→ **PROBLEM**:
Below is a block of records; repeat all of them exactly.

[Begin]

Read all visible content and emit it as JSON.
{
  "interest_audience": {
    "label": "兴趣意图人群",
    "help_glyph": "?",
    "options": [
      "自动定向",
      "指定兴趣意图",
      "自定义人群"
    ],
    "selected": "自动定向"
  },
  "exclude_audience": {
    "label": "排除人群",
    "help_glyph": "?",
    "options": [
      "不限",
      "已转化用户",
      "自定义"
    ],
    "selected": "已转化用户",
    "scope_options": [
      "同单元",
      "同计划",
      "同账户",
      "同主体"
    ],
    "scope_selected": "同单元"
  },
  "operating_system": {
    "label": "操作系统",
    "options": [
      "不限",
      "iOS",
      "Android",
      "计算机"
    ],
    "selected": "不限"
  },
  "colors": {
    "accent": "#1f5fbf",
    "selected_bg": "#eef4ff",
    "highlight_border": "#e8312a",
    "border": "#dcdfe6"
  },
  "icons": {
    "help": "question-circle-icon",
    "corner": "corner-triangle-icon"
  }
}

[End]

→ **RESPONSE TO THIS TASK**:
Read all visible content and emit it as JSON.
{
  "interest_audience": {
    "label": "兴趣意图人群",
    "help_glyph": "?",
    "options": [
      "自动定向",
      "指定兴趣意图",
      "自定义人群"
    ],
    "selected": "自动定向"
  },
  "exclude_audience": {
    "label": "排除人群",
    "help_glyph": "?",
    "options": [
      "不限",
      "已转化用户",
      "自定义"
    ],
    "selected": "已转化用户",
    "scope_options": [
      "同单元",
      "同计划",
      "同账户",
      "同主体"
    ],
    "scope_selected": "同单元"
  },
  "operating_system": {
    "label": "操作系统",
    "options": [
      "不限",
      "iOS",
      "Android",
      "计算机"
    ],
    "selected": "不限"
  },
  "colors": {
    "accent": "#1f5fbf",
    "selected_bg": "#eef4ff",
    "highlight_border": "#e8312a",
    "border": "#dcdfe6"
  },
  "icons": {
    "help": "question-circle-icon",
    "corner": "corner-triangle-icon"
  }
}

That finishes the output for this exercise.